Provided text>
************
Panos: Thank you. Glad to be here.

Andrew: When you were an agent, did musicians approach you a lot asking you to represent them?

Panos: Yes, I was a talent agent for almost seven years, and I would say almost daily we got bombarded with dozens of press kits, if not hundreds, over the course of a week from artists who wanted to get booked by us. Admittedly, as a musician myself, and as a music lover and as a guy who went to a music college, I found it awfully hard to be in a position where, unfortunately, we declined just about 100 percent of them. So it was a very common occurrence back in the late 90s.

Andrew: What were they looking for? What do musicians want agents for?

Panos: Ultimately, as a musician and as a creative person, you have one yearning. That is to have your music, the thing that you love, connect and resonate with an audience. I think people often mistake that the first intention of the average musician is to go there and make a bunch of money by playing music. I think their first motivation is, gee, I just created this thing, how do I go out there and connect with an audience and ultimately that will lead me to making a living out of doing what I love. So that was their primary motivation, and to be honest with you that’s still what the primary motivation of any creative person is, or any entrepreneur for that matter because ultimately entrepreneurs are creative people themselves.
************
Stored data>
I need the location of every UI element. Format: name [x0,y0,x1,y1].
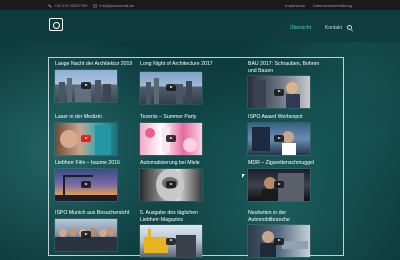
************
According to the interview, how long did Panos work as a talent agent?

Almost seven years.